## BEGIN

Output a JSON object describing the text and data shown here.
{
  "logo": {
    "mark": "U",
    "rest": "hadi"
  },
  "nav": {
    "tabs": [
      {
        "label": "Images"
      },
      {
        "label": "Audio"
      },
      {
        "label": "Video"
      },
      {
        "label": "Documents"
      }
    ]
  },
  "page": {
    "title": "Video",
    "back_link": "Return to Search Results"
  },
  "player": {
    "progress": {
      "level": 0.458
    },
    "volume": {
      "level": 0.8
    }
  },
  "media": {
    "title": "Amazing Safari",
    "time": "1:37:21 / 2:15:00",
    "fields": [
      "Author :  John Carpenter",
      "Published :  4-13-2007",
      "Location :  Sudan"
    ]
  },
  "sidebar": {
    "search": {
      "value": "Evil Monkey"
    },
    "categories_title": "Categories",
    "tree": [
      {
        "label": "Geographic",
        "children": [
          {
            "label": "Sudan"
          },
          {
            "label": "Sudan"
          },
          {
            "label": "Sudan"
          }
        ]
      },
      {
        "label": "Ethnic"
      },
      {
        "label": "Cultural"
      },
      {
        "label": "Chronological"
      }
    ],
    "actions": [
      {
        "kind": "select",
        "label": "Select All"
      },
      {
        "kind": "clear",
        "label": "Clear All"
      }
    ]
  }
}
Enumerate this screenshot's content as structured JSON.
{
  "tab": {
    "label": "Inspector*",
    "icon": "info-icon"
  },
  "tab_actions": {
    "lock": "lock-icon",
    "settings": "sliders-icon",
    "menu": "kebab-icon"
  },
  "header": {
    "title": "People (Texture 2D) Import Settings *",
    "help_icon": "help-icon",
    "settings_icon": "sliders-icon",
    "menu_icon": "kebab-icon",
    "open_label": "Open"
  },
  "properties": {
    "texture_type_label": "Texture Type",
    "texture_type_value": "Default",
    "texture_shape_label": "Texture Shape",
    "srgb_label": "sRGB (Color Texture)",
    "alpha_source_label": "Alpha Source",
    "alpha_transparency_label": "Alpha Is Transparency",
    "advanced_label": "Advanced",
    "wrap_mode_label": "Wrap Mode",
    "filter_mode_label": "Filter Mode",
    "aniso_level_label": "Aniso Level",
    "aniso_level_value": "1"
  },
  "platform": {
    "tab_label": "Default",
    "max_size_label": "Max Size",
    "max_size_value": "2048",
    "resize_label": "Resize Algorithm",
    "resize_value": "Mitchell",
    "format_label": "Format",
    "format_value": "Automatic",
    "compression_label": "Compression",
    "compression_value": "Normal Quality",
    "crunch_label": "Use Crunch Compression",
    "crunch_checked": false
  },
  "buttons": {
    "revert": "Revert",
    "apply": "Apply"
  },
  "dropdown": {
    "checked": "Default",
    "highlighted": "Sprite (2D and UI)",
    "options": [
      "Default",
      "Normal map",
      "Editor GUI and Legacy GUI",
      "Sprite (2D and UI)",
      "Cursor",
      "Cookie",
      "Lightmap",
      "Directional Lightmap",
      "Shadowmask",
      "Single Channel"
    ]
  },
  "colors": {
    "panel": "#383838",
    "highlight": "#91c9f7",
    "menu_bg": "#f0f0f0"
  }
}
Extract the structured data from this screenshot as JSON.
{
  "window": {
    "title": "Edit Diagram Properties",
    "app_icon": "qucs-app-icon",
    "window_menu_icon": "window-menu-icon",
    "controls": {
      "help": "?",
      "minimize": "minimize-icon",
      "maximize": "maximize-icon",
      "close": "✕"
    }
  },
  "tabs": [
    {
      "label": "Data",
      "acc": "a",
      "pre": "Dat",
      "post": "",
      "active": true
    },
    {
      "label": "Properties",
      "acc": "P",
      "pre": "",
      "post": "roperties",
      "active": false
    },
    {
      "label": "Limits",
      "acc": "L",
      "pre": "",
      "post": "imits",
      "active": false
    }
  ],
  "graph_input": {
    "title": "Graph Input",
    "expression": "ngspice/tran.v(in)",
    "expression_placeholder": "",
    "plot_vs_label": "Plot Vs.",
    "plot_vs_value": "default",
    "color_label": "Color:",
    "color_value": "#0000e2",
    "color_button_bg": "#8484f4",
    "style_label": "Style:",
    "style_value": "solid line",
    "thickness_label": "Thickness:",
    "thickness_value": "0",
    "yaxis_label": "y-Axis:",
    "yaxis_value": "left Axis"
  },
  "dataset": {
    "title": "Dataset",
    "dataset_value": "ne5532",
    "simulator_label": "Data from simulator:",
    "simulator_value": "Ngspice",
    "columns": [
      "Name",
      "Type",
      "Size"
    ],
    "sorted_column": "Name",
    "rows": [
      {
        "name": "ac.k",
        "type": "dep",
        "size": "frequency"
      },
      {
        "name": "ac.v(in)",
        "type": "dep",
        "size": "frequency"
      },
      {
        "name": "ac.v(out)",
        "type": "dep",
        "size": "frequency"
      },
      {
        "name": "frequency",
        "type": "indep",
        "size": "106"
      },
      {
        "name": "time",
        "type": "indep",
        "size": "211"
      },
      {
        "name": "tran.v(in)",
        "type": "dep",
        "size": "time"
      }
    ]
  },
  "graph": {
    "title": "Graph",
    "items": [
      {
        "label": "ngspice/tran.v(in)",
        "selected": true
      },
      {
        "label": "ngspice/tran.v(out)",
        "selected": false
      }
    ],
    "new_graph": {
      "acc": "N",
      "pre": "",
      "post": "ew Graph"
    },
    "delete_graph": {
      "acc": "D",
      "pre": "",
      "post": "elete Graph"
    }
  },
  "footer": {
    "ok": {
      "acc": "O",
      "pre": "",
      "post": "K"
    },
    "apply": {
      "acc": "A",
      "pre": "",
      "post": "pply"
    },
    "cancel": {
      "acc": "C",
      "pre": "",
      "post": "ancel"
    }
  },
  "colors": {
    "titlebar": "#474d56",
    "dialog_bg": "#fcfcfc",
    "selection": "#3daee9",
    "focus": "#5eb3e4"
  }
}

## END

● **Instruction**
Output all of the material exactly as written.

● **Output for this exercise**
Output a JSON object describing the text and data shown here.
{
  "logo": {
    "mark": "U",
    "rest": "hadi"
  },
  "nav": {
    "tabs": [
      {
        "label": "Images"
      },
      {
        "label": "Audio"
      },
      {
        "label": "Video"
      },
      {
        "label": "Documents"
      }
    ]
  },
  "page": {
    "title": "Video",
    "back_link": "Return to Search Results"
  },
  "player": {
    "progress": {
      "level": 0.458
    },
    "volume": {
      "level": 0.8
    }
  },
  "media": {
    "title": "Amazing Safari",
    "time": "1:37:21 / 2:15:00",
    "fields": [
      "Author :  John Carpenter",
      "Published :  4-13-2007",
      "Location :  Sudan"
    ]
  },
  "sidebar": {
    "search": {
      "value": "Evil Monkey"
    },
    "categories_title": "Categories",
    "tree": [
      {
        "label": "Geographic",
        "children": [
          {
            "label": "Sudan"
          },
          {
            "label": "Sudan"
          },
          {
            "label": "Sudan"
          }
        ]
      },
      {
        "label": "Ethnic"
      },
      {
        "label": "Cultural"
      },
      {
        "label": "Chronological"
      }
    ],
    "actions": [
      {
        "kind": "select",
        "label": "Select All"
      },
      {
        "kind": "clear",
        "label": "Clear All"
      }
    ]
  }
}
Enumerate this screenshot's content as structured JSON.
{
  "tab": {
    "label": "Inspector*",
    "icon": "info-icon"
  },
  "tab_actions": {
    "lock": "lock-icon",
    "settings": "sliders-icon",
    "menu": "kebab-icon"
  },
  "header": {
    "title": "People (Texture 2D) Import Settings *",
    "help_icon": "help-icon",
    "settings_icon": "sliders-icon",
    "menu_icon": "kebab-icon",
    "open_label": "Open"
  },
  "properties": {
    "texture_type_label": "Texture Type",
    "texture_type_value": "Default",
    "texture_shape_label": "Texture Shape",
    "srgb_label": "sRGB (Color Texture)",
    "alpha_source_label": "Alpha Source",
    "alpha_transparency_label": "Alpha Is Transparency",
    "advanced_label": "Advanced",
    "wrap_mode_label": "Wrap Mode",
    "filter_mode_label": "Filter Mode",
    "aniso_level_label": "Aniso Level",
    "aniso_level_value": "1"
  },
  "platform": {
    "tab_label": "Default",
    "max_size_label": "Max Size",
    "max_size_value": "2048",
    "resize_label": "Resize Algorithm",
    "resize_value": "Mitchell",
    "format_label": "Format",
    "format_value": "Automatic",
    "compression_label": "Compression",
    "compression_value": "Normal Quality",
    "crunch_label": "Use Crunch Compression",
    "crunch_checked": false
  },
  "buttons": {
    "revert": "Revert",
    "apply": "Apply"
  },
  "dropdown": {
    "checked": "Default",
    "highlighted": "Sprite (2D and UI)",
    "options": [
      "Default",
      "Normal map",
      "Editor GUI and Legacy GUI",
      "Sprite (2D and UI)",
      "Cursor",
      "Cookie",
      "Lightmap",
      "Directional Lightmap",
      "Shadowmask",
      "Single Channel"
    ]
  },
  "colors": {
    "panel": "#383838",
    "highlight": "#91c9f7",
    "menu_bg": "#f0f0f0"
  }
}
Extract the structured data from this screenshot as JSON.
{
  "window": {
    "title": "Edit Diagram Properties",
    "app_icon": "qucs-app-icon",
    "window_menu_icon": "window-menu-icon",
    "controls": {
      "help": "?",
      "minimize": "minimize-icon",
      "maximize": "maximize-icon",
      "close": "✕"
    }
  },
  "tabs": [
    {
      "label": "Data",
      "acc": "a",
      "pre": "Dat",
      "post": "",
      "active": true
    },
    {
      "label": "Properties",
      "acc": "P",
      "pre": "",
      "post": "roperties",
      "active": false
    },
    {
      "label": "Limits",
      "acc": "L",
      "pre": "",
      "post": "imits",
      "active": false
    }
  ],
  "graph_input": {
    "title": "Graph Input",
    "expression": "ngspice/tran.v(in)",
    "expression_placeholder": "",
    "plot_vs_label": "Plot Vs.",
    "plot_vs_value": "default",
    "color_label": "Color:",
    "color_value": "#0000e2",
    "color_button_bg": "#8484f4",
    "style_label": "Style:",
    "style_value": "solid line",
    "thickness_label": "Thickness:",
    "thickness_value": "0",
    "yaxis_label": "y-Axis:",
    "yaxis_value": "left Axis"
  },
  "dataset": {
    "title": "Dataset",
    "dataset_value": "ne5532",
    "simulator_label": "Data from simulator:",
    "simulator_value": "Ngspice",
    "columns": [
      "Name",
      "Type",
      "Size"
    ],
    "sorted_column": "Name",
    "rows": [
      {
        "name": "ac.k",
        "type": "dep",
        "size": "frequency"
      },
      {
        "name": "ac.v(in)",
        "type": "dep",
        "size": "frequency"
      },
      {
        "name": "ac.v(out)",
        "type": "dep",
        "size": "frequency"
      },
      {
        "name": "frequency",
        "type": "indep",
        "size": "106"
      },
      {
        "name": "time",
        "type": "indep",
        "size": "211"
      },
      {
        "name": "tran.v(in)",
        "type": "dep",
        "size": "time"
      }
    ]
  },
  "graph": {
    "title": "Graph",
    "items": [
      {
        "label": "ngspice/tran.v(in)",
        "selected": true
      },
      {
        "label": "ngspice/tran.v(out)",
        "selected": false
      }
    ],
    "new_graph": {
      "acc": "N",
      "pre": "",
      "post": "ew Graph"
    },
    "delete_graph": {
      "acc": "D",
      "pre": "",
      "post": "elete Graph"
    }
  },
  "footer": {
    "ok": {
      "acc": "O",
      "pre": "",
      "post": "K"
    },
    "apply": {
      "acc": "A",
      "pre": "",
      "post": "pply"
    },
    "cancel": {
      "acc": "C",
      "pre": "",
      "post": "ancel"
    }
  },
  "colors": {
    "titlebar": "#474d56",
    "dialog_bg": "#fcfcfc",
    "selection": "#3daee9",
    "focus": "#5eb3e4"
  }
}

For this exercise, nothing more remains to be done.